*What needs to be done*
Present each line of the entries below that holds the word "title".

##########

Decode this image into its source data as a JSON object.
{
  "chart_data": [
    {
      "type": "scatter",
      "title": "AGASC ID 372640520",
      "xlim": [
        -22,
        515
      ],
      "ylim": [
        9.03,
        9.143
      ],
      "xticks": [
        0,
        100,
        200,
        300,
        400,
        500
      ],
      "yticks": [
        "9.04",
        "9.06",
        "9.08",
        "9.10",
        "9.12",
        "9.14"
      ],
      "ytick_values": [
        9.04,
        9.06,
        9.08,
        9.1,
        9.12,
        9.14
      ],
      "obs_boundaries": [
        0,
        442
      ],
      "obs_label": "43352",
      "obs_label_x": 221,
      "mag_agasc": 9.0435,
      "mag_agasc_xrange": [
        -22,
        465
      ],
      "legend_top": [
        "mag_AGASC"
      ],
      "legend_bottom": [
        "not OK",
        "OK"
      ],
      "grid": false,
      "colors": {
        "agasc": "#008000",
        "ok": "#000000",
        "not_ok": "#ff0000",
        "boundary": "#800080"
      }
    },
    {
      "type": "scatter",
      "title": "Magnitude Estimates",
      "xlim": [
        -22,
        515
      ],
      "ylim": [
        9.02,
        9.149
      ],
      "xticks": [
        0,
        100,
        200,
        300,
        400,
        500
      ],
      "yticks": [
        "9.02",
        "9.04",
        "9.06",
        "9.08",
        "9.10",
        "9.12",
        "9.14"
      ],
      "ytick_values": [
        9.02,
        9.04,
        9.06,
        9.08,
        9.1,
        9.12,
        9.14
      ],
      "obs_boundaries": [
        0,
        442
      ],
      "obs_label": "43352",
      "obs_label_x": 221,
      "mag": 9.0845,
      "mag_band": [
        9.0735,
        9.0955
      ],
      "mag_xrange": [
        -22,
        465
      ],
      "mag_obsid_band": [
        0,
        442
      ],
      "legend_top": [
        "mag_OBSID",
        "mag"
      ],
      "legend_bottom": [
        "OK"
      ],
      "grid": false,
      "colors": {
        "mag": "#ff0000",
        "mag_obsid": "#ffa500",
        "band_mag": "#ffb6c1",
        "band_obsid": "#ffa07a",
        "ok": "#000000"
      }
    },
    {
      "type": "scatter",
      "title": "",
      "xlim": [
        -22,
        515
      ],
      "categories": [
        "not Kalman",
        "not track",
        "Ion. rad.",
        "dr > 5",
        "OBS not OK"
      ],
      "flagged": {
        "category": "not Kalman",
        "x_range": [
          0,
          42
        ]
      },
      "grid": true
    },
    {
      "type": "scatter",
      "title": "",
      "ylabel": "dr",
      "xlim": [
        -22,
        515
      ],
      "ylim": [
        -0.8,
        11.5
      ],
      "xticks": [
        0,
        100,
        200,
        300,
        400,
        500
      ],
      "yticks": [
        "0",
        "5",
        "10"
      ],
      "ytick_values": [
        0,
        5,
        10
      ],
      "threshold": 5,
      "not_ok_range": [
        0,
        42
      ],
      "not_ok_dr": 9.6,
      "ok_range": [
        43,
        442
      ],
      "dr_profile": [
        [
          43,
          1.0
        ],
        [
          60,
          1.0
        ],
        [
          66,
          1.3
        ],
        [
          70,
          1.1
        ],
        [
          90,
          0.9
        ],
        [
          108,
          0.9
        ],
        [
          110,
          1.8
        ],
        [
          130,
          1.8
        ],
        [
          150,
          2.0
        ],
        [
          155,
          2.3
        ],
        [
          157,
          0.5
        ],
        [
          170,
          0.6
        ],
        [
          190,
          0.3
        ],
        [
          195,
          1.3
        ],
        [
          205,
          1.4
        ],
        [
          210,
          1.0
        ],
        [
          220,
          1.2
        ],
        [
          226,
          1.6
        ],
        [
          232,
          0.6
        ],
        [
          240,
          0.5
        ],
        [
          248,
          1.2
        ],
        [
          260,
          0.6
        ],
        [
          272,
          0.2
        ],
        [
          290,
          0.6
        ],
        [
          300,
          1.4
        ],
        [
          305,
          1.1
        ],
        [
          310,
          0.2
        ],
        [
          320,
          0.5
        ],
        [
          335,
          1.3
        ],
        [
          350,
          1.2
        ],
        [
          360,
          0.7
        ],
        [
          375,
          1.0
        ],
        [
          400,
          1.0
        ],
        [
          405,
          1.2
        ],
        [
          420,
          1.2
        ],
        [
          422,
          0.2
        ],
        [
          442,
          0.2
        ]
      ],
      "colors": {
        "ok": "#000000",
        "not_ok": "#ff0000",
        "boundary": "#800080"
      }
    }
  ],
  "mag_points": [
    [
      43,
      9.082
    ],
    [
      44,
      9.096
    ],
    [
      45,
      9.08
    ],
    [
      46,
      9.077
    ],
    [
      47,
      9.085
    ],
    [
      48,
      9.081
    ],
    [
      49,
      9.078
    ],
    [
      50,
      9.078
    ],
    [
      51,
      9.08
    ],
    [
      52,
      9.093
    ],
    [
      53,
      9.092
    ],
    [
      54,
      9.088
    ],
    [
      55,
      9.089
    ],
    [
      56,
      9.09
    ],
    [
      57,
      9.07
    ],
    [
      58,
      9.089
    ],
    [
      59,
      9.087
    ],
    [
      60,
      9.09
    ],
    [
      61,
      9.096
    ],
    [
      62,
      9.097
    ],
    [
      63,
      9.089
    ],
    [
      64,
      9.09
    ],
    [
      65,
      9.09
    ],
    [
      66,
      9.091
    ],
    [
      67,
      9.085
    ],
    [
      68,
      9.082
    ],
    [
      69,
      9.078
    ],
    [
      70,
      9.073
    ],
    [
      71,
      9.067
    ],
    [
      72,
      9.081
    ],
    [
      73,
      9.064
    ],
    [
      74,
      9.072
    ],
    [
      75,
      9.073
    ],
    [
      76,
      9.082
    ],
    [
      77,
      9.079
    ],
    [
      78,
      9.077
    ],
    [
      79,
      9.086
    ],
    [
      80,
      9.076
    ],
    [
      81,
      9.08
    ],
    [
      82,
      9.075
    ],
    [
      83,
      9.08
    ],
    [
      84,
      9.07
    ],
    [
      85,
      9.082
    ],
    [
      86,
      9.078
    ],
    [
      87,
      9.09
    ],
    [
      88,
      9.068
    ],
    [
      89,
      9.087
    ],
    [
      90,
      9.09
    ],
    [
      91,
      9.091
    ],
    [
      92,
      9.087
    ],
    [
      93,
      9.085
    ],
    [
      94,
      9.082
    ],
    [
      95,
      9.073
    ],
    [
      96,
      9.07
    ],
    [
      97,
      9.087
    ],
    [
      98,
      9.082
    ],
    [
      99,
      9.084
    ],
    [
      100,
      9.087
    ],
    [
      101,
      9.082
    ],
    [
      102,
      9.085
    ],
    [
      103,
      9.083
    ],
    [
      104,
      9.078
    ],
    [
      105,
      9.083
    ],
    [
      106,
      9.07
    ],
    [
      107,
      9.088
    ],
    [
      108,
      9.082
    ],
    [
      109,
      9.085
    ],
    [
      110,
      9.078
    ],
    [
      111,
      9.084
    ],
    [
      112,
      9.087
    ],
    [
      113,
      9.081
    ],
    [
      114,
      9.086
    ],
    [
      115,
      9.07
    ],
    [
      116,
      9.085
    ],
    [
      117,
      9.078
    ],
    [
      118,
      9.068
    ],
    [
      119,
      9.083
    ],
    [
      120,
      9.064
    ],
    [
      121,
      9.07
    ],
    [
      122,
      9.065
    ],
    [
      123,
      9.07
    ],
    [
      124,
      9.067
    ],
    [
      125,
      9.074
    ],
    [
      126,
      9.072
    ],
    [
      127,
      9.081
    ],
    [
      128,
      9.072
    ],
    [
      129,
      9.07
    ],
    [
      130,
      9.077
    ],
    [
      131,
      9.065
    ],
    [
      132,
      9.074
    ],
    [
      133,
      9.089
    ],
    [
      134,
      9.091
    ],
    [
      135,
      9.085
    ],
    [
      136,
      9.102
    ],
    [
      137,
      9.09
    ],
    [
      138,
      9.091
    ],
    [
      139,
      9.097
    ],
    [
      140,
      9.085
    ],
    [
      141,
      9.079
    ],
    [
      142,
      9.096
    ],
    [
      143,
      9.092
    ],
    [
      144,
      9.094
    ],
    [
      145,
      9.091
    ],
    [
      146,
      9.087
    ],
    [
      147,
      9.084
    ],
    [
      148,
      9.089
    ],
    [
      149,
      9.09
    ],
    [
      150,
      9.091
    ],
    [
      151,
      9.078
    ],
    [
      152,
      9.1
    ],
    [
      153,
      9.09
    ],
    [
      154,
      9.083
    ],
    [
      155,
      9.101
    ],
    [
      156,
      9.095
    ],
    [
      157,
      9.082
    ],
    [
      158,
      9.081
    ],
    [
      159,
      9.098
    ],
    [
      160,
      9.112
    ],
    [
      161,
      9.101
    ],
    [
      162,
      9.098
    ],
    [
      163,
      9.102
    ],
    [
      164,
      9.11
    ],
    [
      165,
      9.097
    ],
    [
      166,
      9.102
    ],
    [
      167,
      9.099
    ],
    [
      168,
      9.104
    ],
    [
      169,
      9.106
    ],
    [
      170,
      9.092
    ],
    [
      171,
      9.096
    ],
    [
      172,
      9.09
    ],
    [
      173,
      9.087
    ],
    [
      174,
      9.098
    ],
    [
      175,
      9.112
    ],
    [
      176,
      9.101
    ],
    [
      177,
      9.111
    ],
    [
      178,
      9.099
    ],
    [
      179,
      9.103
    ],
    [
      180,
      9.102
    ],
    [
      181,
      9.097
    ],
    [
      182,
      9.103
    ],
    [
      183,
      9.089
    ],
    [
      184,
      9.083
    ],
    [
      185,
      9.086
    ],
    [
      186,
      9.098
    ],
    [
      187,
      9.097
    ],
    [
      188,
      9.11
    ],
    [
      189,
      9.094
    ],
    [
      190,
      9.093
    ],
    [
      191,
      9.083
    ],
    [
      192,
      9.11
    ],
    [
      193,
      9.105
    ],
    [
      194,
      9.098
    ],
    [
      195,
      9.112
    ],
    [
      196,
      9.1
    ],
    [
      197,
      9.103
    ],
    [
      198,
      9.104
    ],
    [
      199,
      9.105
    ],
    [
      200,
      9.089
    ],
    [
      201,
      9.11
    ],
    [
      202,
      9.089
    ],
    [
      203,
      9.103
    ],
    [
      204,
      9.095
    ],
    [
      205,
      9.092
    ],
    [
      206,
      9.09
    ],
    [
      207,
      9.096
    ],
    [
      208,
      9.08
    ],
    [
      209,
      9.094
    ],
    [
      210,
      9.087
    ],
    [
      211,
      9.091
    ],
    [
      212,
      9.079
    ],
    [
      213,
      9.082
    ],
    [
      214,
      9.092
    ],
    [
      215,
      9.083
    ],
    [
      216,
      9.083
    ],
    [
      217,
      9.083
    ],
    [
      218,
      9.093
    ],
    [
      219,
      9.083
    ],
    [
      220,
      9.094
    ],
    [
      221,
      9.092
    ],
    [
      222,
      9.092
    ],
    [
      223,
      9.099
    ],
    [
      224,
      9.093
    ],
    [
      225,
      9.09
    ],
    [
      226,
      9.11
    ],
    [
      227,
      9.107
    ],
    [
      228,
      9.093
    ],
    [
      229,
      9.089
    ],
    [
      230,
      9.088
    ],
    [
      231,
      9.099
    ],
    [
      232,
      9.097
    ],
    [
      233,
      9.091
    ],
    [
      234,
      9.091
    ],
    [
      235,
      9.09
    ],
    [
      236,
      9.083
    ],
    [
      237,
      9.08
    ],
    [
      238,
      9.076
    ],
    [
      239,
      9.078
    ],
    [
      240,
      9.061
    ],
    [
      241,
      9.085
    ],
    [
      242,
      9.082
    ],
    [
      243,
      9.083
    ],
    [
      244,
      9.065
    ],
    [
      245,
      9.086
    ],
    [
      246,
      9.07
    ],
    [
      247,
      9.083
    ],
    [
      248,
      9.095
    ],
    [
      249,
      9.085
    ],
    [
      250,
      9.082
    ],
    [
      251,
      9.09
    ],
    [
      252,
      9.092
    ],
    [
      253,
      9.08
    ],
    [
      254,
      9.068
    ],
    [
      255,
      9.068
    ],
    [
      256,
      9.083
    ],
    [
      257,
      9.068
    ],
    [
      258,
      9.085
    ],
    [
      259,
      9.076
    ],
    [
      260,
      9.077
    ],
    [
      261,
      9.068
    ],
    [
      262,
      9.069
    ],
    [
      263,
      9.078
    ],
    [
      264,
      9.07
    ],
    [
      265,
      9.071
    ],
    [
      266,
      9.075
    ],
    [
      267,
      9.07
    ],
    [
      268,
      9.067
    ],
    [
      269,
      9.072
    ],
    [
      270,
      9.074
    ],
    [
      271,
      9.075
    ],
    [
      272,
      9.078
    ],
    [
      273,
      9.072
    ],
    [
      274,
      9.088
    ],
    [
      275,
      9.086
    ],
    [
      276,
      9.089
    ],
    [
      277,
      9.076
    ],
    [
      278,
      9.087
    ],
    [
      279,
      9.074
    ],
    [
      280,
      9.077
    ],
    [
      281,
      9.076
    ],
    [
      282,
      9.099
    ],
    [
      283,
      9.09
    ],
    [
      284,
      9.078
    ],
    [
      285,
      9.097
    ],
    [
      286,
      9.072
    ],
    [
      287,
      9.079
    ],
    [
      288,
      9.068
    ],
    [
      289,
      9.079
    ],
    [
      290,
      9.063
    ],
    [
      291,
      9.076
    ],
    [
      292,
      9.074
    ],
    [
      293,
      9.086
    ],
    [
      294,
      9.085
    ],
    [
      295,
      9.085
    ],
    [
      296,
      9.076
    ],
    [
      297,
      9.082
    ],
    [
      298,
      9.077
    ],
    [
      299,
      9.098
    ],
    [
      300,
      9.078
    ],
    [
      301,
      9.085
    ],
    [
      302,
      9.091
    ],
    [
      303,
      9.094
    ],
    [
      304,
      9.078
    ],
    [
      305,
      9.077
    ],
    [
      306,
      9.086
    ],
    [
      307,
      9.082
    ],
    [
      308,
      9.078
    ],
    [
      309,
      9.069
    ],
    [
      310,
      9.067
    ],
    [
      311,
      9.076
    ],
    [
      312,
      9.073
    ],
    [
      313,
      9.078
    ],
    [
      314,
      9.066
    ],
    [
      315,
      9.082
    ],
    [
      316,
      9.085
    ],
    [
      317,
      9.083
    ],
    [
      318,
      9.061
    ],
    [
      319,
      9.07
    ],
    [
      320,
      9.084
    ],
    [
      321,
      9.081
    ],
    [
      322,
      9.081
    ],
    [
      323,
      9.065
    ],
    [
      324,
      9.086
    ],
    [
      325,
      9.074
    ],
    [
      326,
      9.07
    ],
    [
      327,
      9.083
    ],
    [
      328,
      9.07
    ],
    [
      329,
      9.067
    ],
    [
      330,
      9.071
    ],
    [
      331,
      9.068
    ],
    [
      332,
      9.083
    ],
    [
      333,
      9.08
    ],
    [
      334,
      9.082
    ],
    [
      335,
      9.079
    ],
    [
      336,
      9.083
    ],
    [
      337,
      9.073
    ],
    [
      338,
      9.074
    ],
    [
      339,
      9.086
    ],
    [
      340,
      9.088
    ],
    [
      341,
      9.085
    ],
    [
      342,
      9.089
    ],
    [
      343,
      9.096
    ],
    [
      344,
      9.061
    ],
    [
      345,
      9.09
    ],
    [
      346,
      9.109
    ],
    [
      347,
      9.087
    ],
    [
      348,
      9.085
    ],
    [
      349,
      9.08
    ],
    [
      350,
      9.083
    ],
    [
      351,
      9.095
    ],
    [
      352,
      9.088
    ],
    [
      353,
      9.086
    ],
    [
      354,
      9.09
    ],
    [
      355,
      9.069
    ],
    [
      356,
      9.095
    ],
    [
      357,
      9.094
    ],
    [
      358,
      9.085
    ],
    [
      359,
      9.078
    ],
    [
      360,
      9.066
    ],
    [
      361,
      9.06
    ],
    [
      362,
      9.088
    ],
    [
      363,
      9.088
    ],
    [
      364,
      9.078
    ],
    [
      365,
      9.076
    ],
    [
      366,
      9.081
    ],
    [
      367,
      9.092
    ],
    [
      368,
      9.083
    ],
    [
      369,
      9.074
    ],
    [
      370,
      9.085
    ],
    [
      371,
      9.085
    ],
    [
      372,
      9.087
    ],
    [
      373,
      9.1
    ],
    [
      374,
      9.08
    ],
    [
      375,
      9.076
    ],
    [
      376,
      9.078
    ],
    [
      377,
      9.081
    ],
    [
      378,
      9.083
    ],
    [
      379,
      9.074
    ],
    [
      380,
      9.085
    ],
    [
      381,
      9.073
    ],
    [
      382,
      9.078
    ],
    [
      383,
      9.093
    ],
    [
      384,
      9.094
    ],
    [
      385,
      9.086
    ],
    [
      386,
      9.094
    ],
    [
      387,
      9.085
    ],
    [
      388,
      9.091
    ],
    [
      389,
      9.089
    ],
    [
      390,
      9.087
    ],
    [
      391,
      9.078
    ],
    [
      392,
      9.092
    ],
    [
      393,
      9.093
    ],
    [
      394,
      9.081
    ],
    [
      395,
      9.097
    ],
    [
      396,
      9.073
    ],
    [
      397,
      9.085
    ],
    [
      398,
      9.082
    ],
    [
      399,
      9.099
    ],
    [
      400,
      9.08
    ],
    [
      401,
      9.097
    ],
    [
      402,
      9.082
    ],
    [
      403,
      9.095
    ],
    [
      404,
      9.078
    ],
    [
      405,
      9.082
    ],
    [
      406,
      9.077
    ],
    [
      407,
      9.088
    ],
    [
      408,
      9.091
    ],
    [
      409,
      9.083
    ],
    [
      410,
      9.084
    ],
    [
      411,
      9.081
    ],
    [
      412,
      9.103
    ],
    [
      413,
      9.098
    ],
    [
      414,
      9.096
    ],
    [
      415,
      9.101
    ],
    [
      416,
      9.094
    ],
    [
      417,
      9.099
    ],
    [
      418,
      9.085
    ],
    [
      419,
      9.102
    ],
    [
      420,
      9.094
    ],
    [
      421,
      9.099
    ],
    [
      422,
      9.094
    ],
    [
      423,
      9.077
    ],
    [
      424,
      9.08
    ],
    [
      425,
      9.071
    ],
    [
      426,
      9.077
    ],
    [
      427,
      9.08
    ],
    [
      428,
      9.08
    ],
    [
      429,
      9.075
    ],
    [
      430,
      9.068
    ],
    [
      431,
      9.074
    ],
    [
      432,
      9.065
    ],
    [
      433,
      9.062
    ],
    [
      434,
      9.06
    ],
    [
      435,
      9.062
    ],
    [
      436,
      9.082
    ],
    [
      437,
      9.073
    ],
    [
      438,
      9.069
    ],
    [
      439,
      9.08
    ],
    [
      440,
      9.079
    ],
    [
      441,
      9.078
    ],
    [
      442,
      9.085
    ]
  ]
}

##########

*Answer to this task*
      "title": "AGASC ID 372640520",
      "title": "Magnitude Estimates",
      "title": "",
      "title": "",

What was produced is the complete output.